* Objective
State how many lines of the records contain the string "Herrn". Give the number alone.

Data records
# # # #
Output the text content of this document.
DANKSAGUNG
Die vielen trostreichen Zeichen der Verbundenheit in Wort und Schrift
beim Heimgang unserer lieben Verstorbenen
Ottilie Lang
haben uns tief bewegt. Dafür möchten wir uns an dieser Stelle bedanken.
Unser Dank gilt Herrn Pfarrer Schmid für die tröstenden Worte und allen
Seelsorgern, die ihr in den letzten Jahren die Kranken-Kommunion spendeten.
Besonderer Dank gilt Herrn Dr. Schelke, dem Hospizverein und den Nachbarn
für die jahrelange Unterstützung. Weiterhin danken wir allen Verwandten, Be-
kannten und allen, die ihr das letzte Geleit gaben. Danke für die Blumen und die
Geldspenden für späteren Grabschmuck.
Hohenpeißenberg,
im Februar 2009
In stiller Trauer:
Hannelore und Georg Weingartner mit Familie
# # # #
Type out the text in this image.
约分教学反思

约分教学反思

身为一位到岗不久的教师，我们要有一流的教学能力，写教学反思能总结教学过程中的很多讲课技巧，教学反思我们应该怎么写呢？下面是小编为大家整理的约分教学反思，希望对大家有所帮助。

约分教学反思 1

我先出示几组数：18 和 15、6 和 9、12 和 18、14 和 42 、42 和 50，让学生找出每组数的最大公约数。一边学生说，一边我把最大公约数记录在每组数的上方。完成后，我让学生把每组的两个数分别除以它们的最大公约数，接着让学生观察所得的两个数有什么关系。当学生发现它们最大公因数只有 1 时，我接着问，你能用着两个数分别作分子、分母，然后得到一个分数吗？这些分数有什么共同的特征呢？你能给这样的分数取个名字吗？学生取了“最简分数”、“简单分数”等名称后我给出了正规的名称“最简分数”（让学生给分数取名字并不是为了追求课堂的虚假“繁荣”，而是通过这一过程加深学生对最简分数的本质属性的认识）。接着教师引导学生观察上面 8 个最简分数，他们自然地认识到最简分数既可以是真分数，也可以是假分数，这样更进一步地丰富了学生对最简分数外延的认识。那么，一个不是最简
# # # #
* Answer in full
2